◆ What to produce ◆
Write out the whole listing again, exactly.

Saved entries
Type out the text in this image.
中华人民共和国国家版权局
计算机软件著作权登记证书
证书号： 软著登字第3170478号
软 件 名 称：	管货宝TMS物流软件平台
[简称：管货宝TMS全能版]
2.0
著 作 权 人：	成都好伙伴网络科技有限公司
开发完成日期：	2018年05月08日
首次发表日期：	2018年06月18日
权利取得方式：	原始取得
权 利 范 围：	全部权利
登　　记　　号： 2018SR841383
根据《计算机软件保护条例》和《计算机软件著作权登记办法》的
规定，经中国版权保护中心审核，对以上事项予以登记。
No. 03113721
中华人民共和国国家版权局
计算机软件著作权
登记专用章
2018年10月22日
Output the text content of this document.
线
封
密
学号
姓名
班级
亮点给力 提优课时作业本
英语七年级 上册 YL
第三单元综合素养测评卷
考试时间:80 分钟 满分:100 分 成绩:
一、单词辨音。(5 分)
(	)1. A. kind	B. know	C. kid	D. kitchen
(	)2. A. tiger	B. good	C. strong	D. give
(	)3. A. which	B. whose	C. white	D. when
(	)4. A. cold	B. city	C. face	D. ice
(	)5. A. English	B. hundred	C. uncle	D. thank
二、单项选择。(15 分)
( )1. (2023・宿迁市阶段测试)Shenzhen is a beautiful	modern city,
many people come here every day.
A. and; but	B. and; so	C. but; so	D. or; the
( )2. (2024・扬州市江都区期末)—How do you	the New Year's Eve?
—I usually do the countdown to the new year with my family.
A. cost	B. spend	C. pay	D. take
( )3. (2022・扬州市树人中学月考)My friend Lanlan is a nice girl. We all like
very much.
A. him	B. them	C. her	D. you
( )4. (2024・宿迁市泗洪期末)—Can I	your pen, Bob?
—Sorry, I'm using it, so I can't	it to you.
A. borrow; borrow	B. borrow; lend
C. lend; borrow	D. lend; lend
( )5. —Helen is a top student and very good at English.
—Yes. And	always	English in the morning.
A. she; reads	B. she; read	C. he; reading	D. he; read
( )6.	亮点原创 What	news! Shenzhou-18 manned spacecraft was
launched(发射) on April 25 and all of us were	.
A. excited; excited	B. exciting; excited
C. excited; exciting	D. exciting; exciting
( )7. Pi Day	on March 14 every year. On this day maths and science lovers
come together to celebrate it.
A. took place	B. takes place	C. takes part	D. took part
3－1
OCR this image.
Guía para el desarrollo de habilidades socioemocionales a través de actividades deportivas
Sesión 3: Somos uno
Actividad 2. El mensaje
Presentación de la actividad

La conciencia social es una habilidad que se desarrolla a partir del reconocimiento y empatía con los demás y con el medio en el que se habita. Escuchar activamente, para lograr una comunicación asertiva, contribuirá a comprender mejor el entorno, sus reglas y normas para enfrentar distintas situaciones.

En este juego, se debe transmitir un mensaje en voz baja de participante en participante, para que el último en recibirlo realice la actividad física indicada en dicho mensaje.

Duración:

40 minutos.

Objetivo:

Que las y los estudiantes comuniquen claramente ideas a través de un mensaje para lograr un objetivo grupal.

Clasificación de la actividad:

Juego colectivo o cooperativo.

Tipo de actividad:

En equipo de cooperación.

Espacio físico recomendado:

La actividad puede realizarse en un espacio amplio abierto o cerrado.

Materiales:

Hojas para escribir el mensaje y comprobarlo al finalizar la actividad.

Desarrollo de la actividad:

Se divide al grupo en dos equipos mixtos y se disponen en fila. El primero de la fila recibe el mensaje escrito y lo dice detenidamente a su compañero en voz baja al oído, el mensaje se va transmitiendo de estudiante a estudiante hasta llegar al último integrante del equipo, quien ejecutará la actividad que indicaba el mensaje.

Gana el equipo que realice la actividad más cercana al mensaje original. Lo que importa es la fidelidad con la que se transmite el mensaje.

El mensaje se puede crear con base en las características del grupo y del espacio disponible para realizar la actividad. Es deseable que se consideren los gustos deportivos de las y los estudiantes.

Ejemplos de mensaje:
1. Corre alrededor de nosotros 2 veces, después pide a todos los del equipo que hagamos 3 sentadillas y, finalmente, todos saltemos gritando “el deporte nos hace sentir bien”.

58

◆ Full response ◆
Type out the text in this image.
中华人民共和国国家版权局
计算机软件著作权登记证书
证书号： 软著登字第3170478号
软 件 名 称：	管货宝TMS物流软件平台
[简称：管货宝TMS全能版]
2.0
著 作 权 人：	成都好伙伴网络科技有限公司
开发完成日期：	2018年05月08日
首次发表日期：	2018年06月18日
权利取得方式：	原始取得
权 利 范 围：	全部权利
登　　记　　号： 2018SR841383
根据《计算机软件保护条例》和《计算机软件著作权登记办法》的
规定，经中国版权保护中心审核，对以上事项予以登记。
No. 03113721
中华人民共和国国家版权局
计算机软件著作权
登记专用章
2018年10月22日
Output the text content of this document.
线
封
密
学号
姓名
班级
亮点给力 提优课时作业本
英语七年级 上册 YL
第三单元综合素养测评卷
考试时间:80 分钟 满分:100 分 成绩:
一、单词辨音。(5 分)
(	)1. A. kind	B. know	C. kid	D. kitchen
(	)2. A. tiger	B. good	C. strong	D. give
(	)3. A. which	B. whose	C. white	D. when
(	)4. A. cold	B. city	C. face	D. ice
(	)5. A. English	B. hundred	C. uncle	D. thank
二、单项选择。(15 分)
( )1. (2023・宿迁市阶段测试)Shenzhen is a beautiful	modern city,
many people come here every day.
A. and; but	B. and; so	C. but; so	D. or; the
( )2. (2024・扬州市江都区期末)—How do you	the New Year's Eve?
—I usually do the countdown to the new year with my family.
A. cost	B. spend	C. pay	D. take
( )3. (2022・扬州市树人中学月考)My friend Lanlan is a nice girl. We all like
very much.
A. him	B. them	C. her	D. you
( )4. (2024・宿迁市泗洪期末)—Can I	your pen, Bob?
—Sorry, I'm using it, so I can't	it to you.
A. borrow; borrow	B. borrow; lend
C. lend; borrow	D. lend; lend
( )5. —Helen is a top student and very good at English.
—Yes. And	always	English in the morning.
A. she; reads	B. she; read	C. he; reading	D. he; read
( )6.	亮点原创 What	news! Shenzhou-18 manned spacecraft was
launched(发射) on April 25 and all of us were	.
A. excited; excited	B. exciting; excited
C. excited; exciting	D. exciting; exciting
( )7. Pi Day	on March 14 every year. On this day maths and science lovers
come together to celebrate it.
A. took place	B. takes place	C. takes part	D. took part
3－1
OCR this image.
Guía para el desarrollo de habilidades socioemocionales a través de actividades deportivas
Sesión 3: Somos uno
Actividad 2. El mensaje
Presentación de la actividad

La conciencia social es una habilidad que se desarrolla a partir del reconocimiento y empatía con los demás y con el medio en el que se habita. Escuchar activamente, para lograr una comunicación asertiva, contribuirá a comprender mejor el entorno, sus reglas y normas para enfrentar distintas situaciones.

En este juego, se debe transmitir un mensaje en voz baja de participante en participante, para que el último en recibirlo realice la actividad física indicada en dicho mensaje.

Duración:

40 minutos.

Objetivo:

Que las y los estudiantes comuniquen claramente ideas a través de un mensaje para lograr un objetivo grupal.

Clasificación de la actividad:

Juego colectivo o cooperativo.

Tipo de actividad:

En equipo de cooperación.

Espacio físico recomendado:

La actividad puede realizarse en un espacio amplio abierto o cerrado.

Materiales:

Hojas para escribir el mensaje y comprobarlo al finalizar la actividad.

Desarrollo de la actividad:

Se divide al grupo en dos equipos mixtos y se disponen en fila. El primero de la fila recibe el mensaje escrito y lo dice detenidamente a su compañero en voz baja al oído, el mensaje se va transmitiendo de estudiante a estudiante hasta llegar al último integrante del equipo, quien ejecutará la actividad que indicaba el mensaje.

Gana el equipo que realice la actividad más cercana al mensaje original. Lo que importa es la fidelidad con la que se transmite el mensaje.

El mensaje se puede crear con base en las características del grupo y del espacio disponible para realizar la actividad. Es deseable que se consideren los gustos deportivos de las y los estudiantes.

Ejemplos de mensaje:
1. Corre alrededor de nosotros 2 veces, después pide a todos los del equipo que hagamos 3 sentadillas y, finalmente, todos saltemos gritando “el deporte nos hace sentir bien”.

58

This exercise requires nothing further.